PROBLEM | Where a line contains the word "Expectation", copy that line.

Rows from a dataset |
-- Start --

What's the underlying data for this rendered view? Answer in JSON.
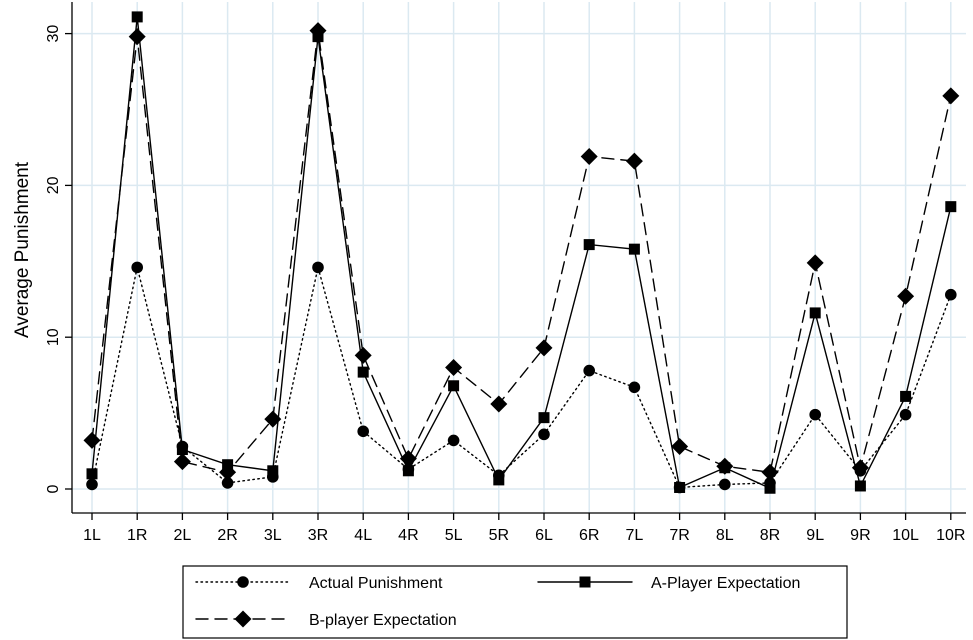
{
  "chart_data": {
    "type": "line",
    "title": "",
    "xlabel": "",
    "ylabel": "Average Punishment",
    "ylim": [
      -1.6,
      32
    ],
    "yticks": [
      0,
      10,
      20,
      30
    ],
    "grid": "horizontal and vertical, light blue",
    "legend_position": "bottom",
    "categories": [
      "1L",
      "1R",
      "2L",
      "2R",
      "3L",
      "3R",
      "4L",
      "4R",
      "5L",
      "5R",
      "6L",
      "6R",
      "7L",
      "7R",
      "8L",
      "8R",
      "9L",
      "9R",
      "10L",
      "10R"
    ],
    "series": [
      {
        "name": "Actual Punishment",
        "line_style": "dotted",
        "marker": "circle",
        "values": [
          0.3,
          14.6,
          2.8,
          0.4,
          0.8,
          14.6,
          3.8,
          1.3,
          3.2,
          0.9,
          3.6,
          7.8,
          6.7,
          0.1,
          0.3,
          0.4,
          4.9,
          1.2,
          4.9,
          12.8
        ]
      },
      {
        "name": "A-Player Expectation",
        "line_style": "solid",
        "marker": "square",
        "values": [
          1.0,
          31.1,
          2.6,
          1.6,
          1.2,
          29.8,
          7.7,
          1.2,
          6.8,
          0.6,
          4.7,
          16.1,
          15.8,
          0.1,
          1.4,
          0.05,
          11.6,
          0.2,
          6.1,
          18.6
        ]
      },
      {
        "name": "B-player Expectation",
        "line_style": "dashed",
        "marker": "diamond",
        "values": [
          3.2,
          29.8,
          1.8,
          1.1,
          4.6,
          30.2,
          8.8,
          2.0,
          8.0,
          5.6,
          9.3,
          21.9,
          21.6,
          2.8,
          1.5,
          1.1,
          14.9,
          1.4,
          12.7,
          25.9
        ]
      }
    ]
  },
  "colors": {
    "grid": "#dbe9f1",
    "line": "#000000",
    "background": "#ffffff"
  }
}
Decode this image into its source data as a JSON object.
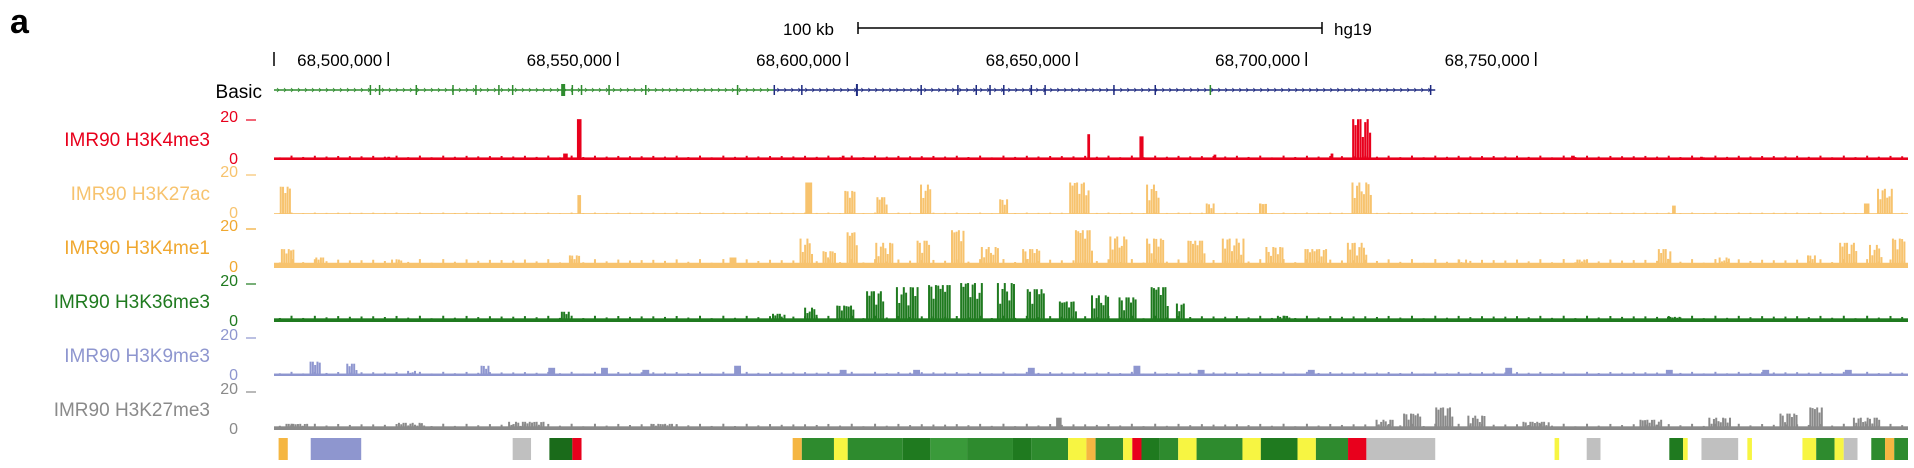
{
  "panel_label": "a",
  "scale_bar": {
    "label": "100 kb",
    "assembly": "hg19"
  },
  "colors": {
    "gene_green": "#2e8b2e",
    "gene_navy": "#1e2a80",
    "H3K4me3": "#e8001c",
    "H3K27ac": "#f7c36e",
    "H3K4me1": "#f7c36e",
    "H3K36me3": "#1f7a1f",
    "H3K9me3": "#8e96cf",
    "H3K27me3": "#8a8a8a",
    "label_H3K4me1": "#f0a830"
  },
  "chart_data": {
    "type": "area",
    "title": "",
    "x_axis": {
      "unit": "bp",
      "range": [
        68475000,
        68831000
      ],
      "tick_labels": [
        "68,500,000",
        "68,550,000",
        "68,600,000",
        "68,650,000",
        "68,700,000",
        "68,750,000"
      ],
      "tick_values": [
        68500000,
        68550000,
        68600000,
        68650000,
        68700000,
        68750000
      ]
    },
    "gene_track": {
      "name": "Basic",
      "segments": [
        {
          "color": "green",
          "start": 68475000,
          "end": 68584000
        },
        {
          "color": "navy",
          "start": 68584000,
          "end": 68728000
        }
      ]
    },
    "series": [
      {
        "name": "IMR90 H3K4me3",
        "ylim": [
          0,
          20
        ],
        "ytick_labels": [
          "20",
          "0"
        ],
        "baseline": 1.2,
        "peaks": [
          {
            "x": 68541500,
            "width": 1000,
            "height": 19
          },
          {
            "x": 68538500,
            "width": 1000,
            "height": 3
          },
          {
            "x": 68652500,
            "width": 600,
            "height": 12
          },
          {
            "x": 68664000,
            "width": 900,
            "height": 11
          },
          {
            "x": 68712000,
            "width": 4200,
            "height": 19
          },
          {
            "x": 68705500,
            "width": 600,
            "height": 3
          },
          {
            "x": 68680000,
            "width": 600,
            "height": 2.5
          },
          {
            "x": 68599000,
            "width": 600,
            "height": 2
          },
          {
            "x": 68758000,
            "width": 800,
            "height": 2
          },
          {
            "x": 68786000,
            "width": 600,
            "height": 1.5
          },
          {
            "x": 68500000,
            "width": 600,
            "height": 1.5
          }
        ]
      },
      {
        "name": "IMR90 H3K27ac",
        "ylim": [
          0,
          20
        ],
        "ytick_labels": [
          "20",
          "0"
        ],
        "baseline": 0.4,
        "peaks": [
          {
            "x": 68477500,
            "width": 2500,
            "height": 13
          },
          {
            "x": 68541500,
            "width": 800,
            "height": 9
          },
          {
            "x": 68591500,
            "width": 1500,
            "height": 15
          },
          {
            "x": 68600500,
            "width": 2500,
            "height": 11
          },
          {
            "x": 68607500,
            "width": 2500,
            "height": 8
          },
          {
            "x": 68617000,
            "width": 2500,
            "height": 14
          },
          {
            "x": 68634000,
            "width": 2000,
            "height": 7
          },
          {
            "x": 68650500,
            "width": 4500,
            "height": 15
          },
          {
            "x": 68666500,
            "width": 3000,
            "height": 14
          },
          {
            "x": 68679000,
            "width": 2000,
            "height": 5
          },
          {
            "x": 68690500,
            "width": 1800,
            "height": 5
          },
          {
            "x": 68712000,
            "width": 4500,
            "height": 15
          },
          {
            "x": 68780000,
            "width": 800,
            "height": 4
          },
          {
            "x": 68822000,
            "width": 1200,
            "height": 5
          },
          {
            "x": 68826000,
            "width": 3500,
            "height": 12
          }
        ]
      },
      {
        "name": "IMR90 H3K4me1",
        "ylim": [
          0,
          20
        ],
        "ytick_labels": [
          "20",
          "0"
        ],
        "baseline": 2.5,
        "peaks": [
          {
            "x": 68478000,
            "width": 3000,
            "height": 9
          },
          {
            "x": 68485000,
            "width": 2000,
            "height": 5
          },
          {
            "x": 68502000,
            "width": 3000,
            "height": 4
          },
          {
            "x": 68540500,
            "width": 2500,
            "height": 6
          },
          {
            "x": 68575000,
            "width": 1500,
            "height": 5
          },
          {
            "x": 68591000,
            "width": 3000,
            "height": 14
          },
          {
            "x": 68596000,
            "width": 3000,
            "height": 8
          },
          {
            "x": 68601000,
            "width": 2500,
            "height": 17
          },
          {
            "x": 68608000,
            "width": 4000,
            "height": 12
          },
          {
            "x": 68616500,
            "width": 3000,
            "height": 13
          },
          {
            "x": 68624000,
            "width": 3000,
            "height": 18
          },
          {
            "x": 68631000,
            "width": 4000,
            "height": 10
          },
          {
            "x": 68640000,
            "width": 4000,
            "height": 9
          },
          {
            "x": 68651500,
            "width": 4000,
            "height": 18
          },
          {
            "x": 68659000,
            "width": 4000,
            "height": 15
          },
          {
            "x": 68667000,
            "width": 4000,
            "height": 14
          },
          {
            "x": 68676000,
            "width": 4000,
            "height": 13
          },
          {
            "x": 68684000,
            "width": 5000,
            "height": 14
          },
          {
            "x": 68693000,
            "width": 4000,
            "height": 10
          },
          {
            "x": 68702000,
            "width": 5000,
            "height": 9
          },
          {
            "x": 68711000,
            "width": 4500,
            "height": 12
          },
          {
            "x": 68734000,
            "width": 2000,
            "height": 4
          },
          {
            "x": 68760000,
            "width": 2500,
            "height": 4
          },
          {
            "x": 68778000,
            "width": 3000,
            "height": 9
          },
          {
            "x": 68791000,
            "width": 2500,
            "height": 5
          },
          {
            "x": 68810000,
            "width": 2000,
            "height": 6
          },
          {
            "x": 68818000,
            "width": 4000,
            "height": 12
          },
          {
            "x": 68824000,
            "width": 3000,
            "height": 11
          },
          {
            "x": 68829000,
            "width": 3000,
            "height": 14
          }
        ]
      },
      {
        "name": "IMR90 H3K36me3",
        "ylim": [
          0,
          20
        ],
        "ytick_labels": [
          "20",
          "0"
        ],
        "baseline": 1.8,
        "peaks": [
          {
            "x": 68538500,
            "width": 2000,
            "height": 5
          },
          {
            "x": 68585000,
            "width": 3000,
            "height": 4
          },
          {
            "x": 68592000,
            "width": 3000,
            "height": 7
          },
          {
            "x": 68599500,
            "width": 4000,
            "height": 8
          },
          {
            "x": 68606000,
            "width": 4000,
            "height": 15
          },
          {
            "x": 68613000,
            "width": 5000,
            "height": 17
          },
          {
            "x": 68620000,
            "width": 5000,
            "height": 18
          },
          {
            "x": 68627000,
            "width": 5000,
            "height": 19
          },
          {
            "x": 68634500,
            "width": 4000,
            "height": 19
          },
          {
            "x": 68641000,
            "width": 4000,
            "height": 16
          },
          {
            "x": 68648000,
            "width": 4000,
            "height": 10
          },
          {
            "x": 68655000,
            "width": 4000,
            "height": 13
          },
          {
            "x": 68661000,
            "width": 4000,
            "height": 12
          },
          {
            "x": 68668000,
            "width": 4000,
            "height": 17
          },
          {
            "x": 68672500,
            "width": 2000,
            "height": 9
          },
          {
            "x": 68695000,
            "width": 3000,
            "height": 3
          },
          {
            "x": 68780000,
            "width": 3000,
            "height": 2.5
          }
        ]
      },
      {
        "name": "IMR90 H3K9me3",
        "ylim": [
          0,
          20
        ],
        "ytick_labels": [
          "20",
          "0"
        ],
        "baseline": 1.2,
        "peaks": [
          {
            "x": 68484000,
            "width": 2500,
            "height": 7
          },
          {
            "x": 68492000,
            "width": 2500,
            "height": 6
          },
          {
            "x": 68505000,
            "width": 2000,
            "height": 2.5
          },
          {
            "x": 68521000,
            "width": 2000,
            "height": 5
          },
          {
            "x": 68535500,
            "width": 1500,
            "height": 4
          },
          {
            "x": 68547000,
            "width": 1500,
            "height": 4
          },
          {
            "x": 68556000,
            "width": 1500,
            "height": 3
          },
          {
            "x": 68576000,
            "width": 1500,
            "height": 5
          },
          {
            "x": 68599000,
            "width": 1500,
            "height": 3
          },
          {
            "x": 68615000,
            "width": 1500,
            "height": 3
          },
          {
            "x": 68640000,
            "width": 1500,
            "height": 4
          },
          {
            "x": 68663000,
            "width": 1500,
            "height": 5
          },
          {
            "x": 68677000,
            "width": 1500,
            "height": 3
          },
          {
            "x": 68701000,
            "width": 1500,
            "height": 3
          },
          {
            "x": 68744000,
            "width": 1500,
            "height": 4
          },
          {
            "x": 68779000,
            "width": 1500,
            "height": 3
          },
          {
            "x": 68800000,
            "width": 1500,
            "height": 3
          },
          {
            "x": 68818000,
            "width": 1500,
            "height": 3
          }
        ]
      },
      {
        "name": "IMR90 H3K27me3",
        "ylim": [
          0,
          20
        ],
        "ytick_labels": [
          "20",
          "0"
        ],
        "baseline": 1.8,
        "peaks": [
          {
            "x": 68480000,
            "width": 5000,
            "height": 3
          },
          {
            "x": 68505000,
            "width": 6000,
            "height": 3.5
          },
          {
            "x": 68530000,
            "width": 8000,
            "height": 4
          },
          {
            "x": 68560000,
            "width": 6000,
            "height": 3
          },
          {
            "x": 68646000,
            "width": 1200,
            "height": 6
          },
          {
            "x": 68717000,
            "width": 4000,
            "height": 5
          },
          {
            "x": 68723000,
            "width": 4000,
            "height": 8
          },
          {
            "x": 68730000,
            "width": 4000,
            "height": 11
          },
          {
            "x": 68737000,
            "width": 4000,
            "height": 7
          },
          {
            "x": 68750000,
            "width": 6000,
            "height": 4
          },
          {
            "x": 68775000,
            "width": 5000,
            "height": 5
          },
          {
            "x": 68790000,
            "width": 5000,
            "height": 6
          },
          {
            "x": 68805000,
            "width": 4000,
            "height": 8
          },
          {
            "x": 68811000,
            "width": 3000,
            "height": 11
          },
          {
            "x": 68822000,
            "width": 6000,
            "height": 6
          }
        ]
      }
    ],
    "chromatin_states": [
      {
        "start": 68476000,
        "end": 68478000,
        "color": "#f5b642"
      },
      {
        "start": 68483000,
        "end": 68494000,
        "color": "#8e96cf"
      },
      {
        "start": 68527000,
        "end": 68531000,
        "color": "#c0c0c0"
      },
      {
        "start": 68535000,
        "end": 68540000,
        "color": "#1a6b1a"
      },
      {
        "start": 68540000,
        "end": 68542000,
        "color": "#e8001c"
      },
      {
        "start": 68588000,
        "end": 68590000,
        "color": "#f5b642"
      },
      {
        "start": 68590000,
        "end": 68597000,
        "color": "#2e8b2e"
      },
      {
        "start": 68597000,
        "end": 68600000,
        "color": "#f7f542"
      },
      {
        "start": 68600000,
        "end": 68612000,
        "color": "#2e8b2e"
      },
      {
        "start": 68612000,
        "end": 68618000,
        "color": "#1f7a1f"
      },
      {
        "start": 68618000,
        "end": 68626000,
        "color": "#3a9a3a"
      },
      {
        "start": 68626000,
        "end": 68636000,
        "color": "#2e8b2e"
      },
      {
        "start": 68636000,
        "end": 68640000,
        "color": "#1f7a1f"
      },
      {
        "start": 68640000,
        "end": 68648000,
        "color": "#2e8b2e"
      },
      {
        "start": 68648000,
        "end": 68652000,
        "color": "#f7f542"
      },
      {
        "start": 68652000,
        "end": 68654000,
        "color": "#f5b642"
      },
      {
        "start": 68654000,
        "end": 68660000,
        "color": "#2e8b2e"
      },
      {
        "start": 68660000,
        "end": 68662000,
        "color": "#f7f542"
      },
      {
        "start": 68662000,
        "end": 68664000,
        "color": "#e8001c"
      },
      {
        "start": 68664000,
        "end": 68668000,
        "color": "#1f7a1f"
      },
      {
        "start": 68668000,
        "end": 68672000,
        "color": "#2e8b2e"
      },
      {
        "start": 68672000,
        "end": 68676000,
        "color": "#f7f542"
      },
      {
        "start": 68676000,
        "end": 68686000,
        "color": "#2e8b2e"
      },
      {
        "start": 68686000,
        "end": 68690000,
        "color": "#f7f542"
      },
      {
        "start": 68690000,
        "end": 68698000,
        "color": "#1f7a1f"
      },
      {
        "start": 68698000,
        "end": 68702000,
        "color": "#f7f542"
      },
      {
        "start": 68702000,
        "end": 68709000,
        "color": "#2e8b2e"
      },
      {
        "start": 68709000,
        "end": 68713000,
        "color": "#e8001c"
      },
      {
        "start": 68713000,
        "end": 68728000,
        "color": "#c0c0c0"
      },
      {
        "start": 68754000,
        "end": 68755000,
        "color": "#f7f542"
      },
      {
        "start": 68761000,
        "end": 68764000,
        "color": "#c0c0c0"
      },
      {
        "start": 68779000,
        "end": 68782000,
        "color": "#1f7a1f"
      },
      {
        "start": 68782000,
        "end": 68783000,
        "color": "#f7f542"
      },
      {
        "start": 68786000,
        "end": 68794000,
        "color": "#c0c0c0"
      },
      {
        "start": 68796000,
        "end": 68797000,
        "color": "#f7f542"
      },
      {
        "start": 68808000,
        "end": 68811000,
        "color": "#f7f542"
      },
      {
        "start": 68811000,
        "end": 68815000,
        "color": "#2e8b2e"
      },
      {
        "start": 68815000,
        "end": 68817000,
        "color": "#f7f542"
      },
      {
        "start": 68817000,
        "end": 68820000,
        "color": "#c0c0c0"
      },
      {
        "start": 68823000,
        "end": 68826000,
        "color": "#2e8b2e"
      },
      {
        "start": 68826000,
        "end": 68828000,
        "color": "#f5b642"
      },
      {
        "start": 68828000,
        "end": 68831000,
        "color": "#2e8b2e"
      }
    ]
  }
}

-- End --

FINAL ANSWER |
        "name": "A-Player Expectation",
        "name": "B-player Expectation",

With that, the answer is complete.